## [WHAT YOU WILL DO]
Write every record out again exactly as given.

(Collection entries)

↓↓↓

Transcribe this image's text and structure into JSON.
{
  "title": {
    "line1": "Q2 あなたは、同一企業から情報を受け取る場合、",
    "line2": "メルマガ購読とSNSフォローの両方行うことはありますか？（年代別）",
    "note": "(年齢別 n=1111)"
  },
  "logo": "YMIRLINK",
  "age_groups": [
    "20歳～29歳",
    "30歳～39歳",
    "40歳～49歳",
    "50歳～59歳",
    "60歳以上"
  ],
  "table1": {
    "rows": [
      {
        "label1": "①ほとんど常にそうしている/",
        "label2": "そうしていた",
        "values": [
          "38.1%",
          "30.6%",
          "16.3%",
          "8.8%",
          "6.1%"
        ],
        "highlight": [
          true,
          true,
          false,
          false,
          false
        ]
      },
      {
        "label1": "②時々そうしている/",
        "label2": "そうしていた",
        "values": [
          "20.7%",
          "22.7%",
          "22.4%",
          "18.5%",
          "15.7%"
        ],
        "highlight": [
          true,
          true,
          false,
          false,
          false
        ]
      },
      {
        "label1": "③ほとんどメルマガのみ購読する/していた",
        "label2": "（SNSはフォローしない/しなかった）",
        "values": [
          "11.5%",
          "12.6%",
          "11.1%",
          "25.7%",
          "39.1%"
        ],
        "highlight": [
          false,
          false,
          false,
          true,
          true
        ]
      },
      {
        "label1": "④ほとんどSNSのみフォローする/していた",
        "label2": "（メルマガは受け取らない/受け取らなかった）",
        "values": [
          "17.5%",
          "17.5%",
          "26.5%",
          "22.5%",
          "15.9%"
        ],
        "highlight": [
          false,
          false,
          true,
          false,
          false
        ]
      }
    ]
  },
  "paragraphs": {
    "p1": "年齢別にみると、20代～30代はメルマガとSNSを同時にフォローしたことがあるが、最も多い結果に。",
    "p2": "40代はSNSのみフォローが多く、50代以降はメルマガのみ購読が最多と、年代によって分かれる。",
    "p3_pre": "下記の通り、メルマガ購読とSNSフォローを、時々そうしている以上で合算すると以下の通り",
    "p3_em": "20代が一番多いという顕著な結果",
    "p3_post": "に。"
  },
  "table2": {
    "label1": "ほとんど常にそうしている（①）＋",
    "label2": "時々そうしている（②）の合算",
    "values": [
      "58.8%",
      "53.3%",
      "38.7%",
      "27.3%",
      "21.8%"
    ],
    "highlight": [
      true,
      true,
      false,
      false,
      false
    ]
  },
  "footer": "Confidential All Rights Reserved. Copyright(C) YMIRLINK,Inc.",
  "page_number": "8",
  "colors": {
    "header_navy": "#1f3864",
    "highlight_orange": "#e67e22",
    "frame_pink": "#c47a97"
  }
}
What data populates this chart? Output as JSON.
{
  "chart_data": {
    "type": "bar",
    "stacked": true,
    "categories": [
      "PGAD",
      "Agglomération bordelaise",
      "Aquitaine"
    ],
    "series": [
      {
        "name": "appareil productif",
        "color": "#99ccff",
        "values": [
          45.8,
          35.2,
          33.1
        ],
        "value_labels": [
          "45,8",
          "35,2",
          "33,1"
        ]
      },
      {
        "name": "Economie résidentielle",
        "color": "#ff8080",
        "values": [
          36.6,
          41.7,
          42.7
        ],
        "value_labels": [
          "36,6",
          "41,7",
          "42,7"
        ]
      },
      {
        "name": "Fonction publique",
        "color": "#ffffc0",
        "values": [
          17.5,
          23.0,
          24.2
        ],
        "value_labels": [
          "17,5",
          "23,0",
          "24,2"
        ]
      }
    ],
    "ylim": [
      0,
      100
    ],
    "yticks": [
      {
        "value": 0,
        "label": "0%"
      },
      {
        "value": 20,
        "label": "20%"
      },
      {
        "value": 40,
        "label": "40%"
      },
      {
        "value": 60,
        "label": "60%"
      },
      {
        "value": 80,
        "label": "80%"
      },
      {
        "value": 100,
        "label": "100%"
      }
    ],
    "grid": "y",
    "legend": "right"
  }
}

↑↑↑

## [RESULT OF THIS TASK]
Transcribe this image's text and structure into JSON.
{
  "title": {
    "line1": "Q2 あなたは、同一企業から情報を受け取る場合、",
    "line2": "メルマガ購読とSNSフォローの両方行うことはありますか？（年代別）",
    "note": "(年齢別 n=1111)"
  },
  "logo": "YMIRLINK",
  "age_groups": [
    "20歳～29歳",
    "30歳～39歳",
    "40歳～49歳",
    "50歳～59歳",
    "60歳以上"
  ],
  "table1": {
    "rows": [
      {
        "label1": "①ほとんど常にそうしている/",
        "label2": "そうしていた",
        "values": [
          "38.1%",
          "30.6%",
          "16.3%",
          "8.8%",
          "6.1%"
        ],
        "highlight": [
          true,
          true,
          false,
          false,
          false
        ]
      },
      {
        "label1": "②時々そうしている/",
        "label2": "そうしていた",
        "values": [
          "20.7%",
          "22.7%",
          "22.4%",
          "18.5%",
          "15.7%"
        ],
        "highlight": [
          true,
          true,
          false,
          false,
          false
        ]
      },
      {
        "label1": "③ほとんどメルマガのみ購読する/していた",
        "label2": "（SNSはフォローしない/しなかった）",
        "values": [
          "11.5%",
          "12.6%",
          "11.1%",
          "25.7%",
          "39.1%"
        ],
        "highlight": [
          false,
          false,
          false,
          true,
          true
        ]
      },
      {
        "label1": "④ほとんどSNSのみフォローする/していた",
        "label2": "（メルマガは受け取らない/受け取らなかった）",
        "values": [
          "17.5%",
          "17.5%",
          "26.5%",
          "22.5%",
          "15.9%"
        ],
        "highlight": [
          false,
          false,
          true,
          false,
          false
        ]
      }
    ]
  },
  "paragraphs": {
    "p1": "年齢別にみると、20代～30代はメルマガとSNSを同時にフォローしたことがあるが、最も多い結果に。",
    "p2": "40代はSNSのみフォローが多く、50代以降はメルマガのみ購読が最多と、年代によって分かれる。",
    "p3_pre": "下記の通り、メルマガ購読とSNSフォローを、時々そうしている以上で合算すると以下の通り",
    "p3_em": "20代が一番多いという顕著な結果",
    "p3_post": "に。"
  },
  "table2": {
    "label1": "ほとんど常にそうしている（①）＋",
    "label2": "時々そうしている（②）の合算",
    "values": [
      "58.8%",
      "53.3%",
      "38.7%",
      "27.3%",
      "21.8%"
    ],
    "highlight": [
      true,
      true,
      false,
      false,
      false
    ]
  },
  "footer": "Confidential All Rights Reserved. Copyright(C) YMIRLINK,Inc.",
  "page_number": "8",
  "colors": {
    "header_navy": "#1f3864",
    "highlight_orange": "#e67e22",
    "frame_pink": "#c47a97"
  }
}
What data populates this chart? Output as JSON.
{
  "chart_data": {
    "type": "bar",
    "stacked": true,
    "categories": [
      "PGAD",
      "Agglomération bordelaise",
      "Aquitaine"
    ],
    "series": [
      {
        "name": "appareil productif",
        "color": "#99ccff",
        "values": [
          45.8,
          35.2,
          33.1
        ],
        "value_labels": [
          "45,8",
          "35,2",
          "33,1"
        ]
      },
      {
        "name": "Economie résidentielle",
        "color": "#ff8080",
        "values": [
          36.6,
          41.7,
          42.7
        ],
        "value_labels": [
          "36,6",
          "41,7",
          "42,7"
        ]
      },
      {
        "name": "Fonction publique",
        "color": "#ffffc0",
        "values": [
          17.5,
          23.0,
          24.2
        ],
        "value_labels": [
          "17,5",
          "23,0",
          "24,2"
        ]
      }
    ],
    "ylim": [
      0,
      100
    ],
    "yticks": [
      {
        "value": 0,
        "label": "0%"
      },
      {
        "value": 20,
        "label": "20%"
      },
      {
        "value": 40,
        "label": "40%"
      },
      {
        "value": 60,
        "label": "60%"
      },
      {
        "value": 80,
        "label": "80%"
      },
      {
        "value": 100,
        "label": "100%"
      }
    ],
    "grid": "y",
    "legend": "right"
  }
}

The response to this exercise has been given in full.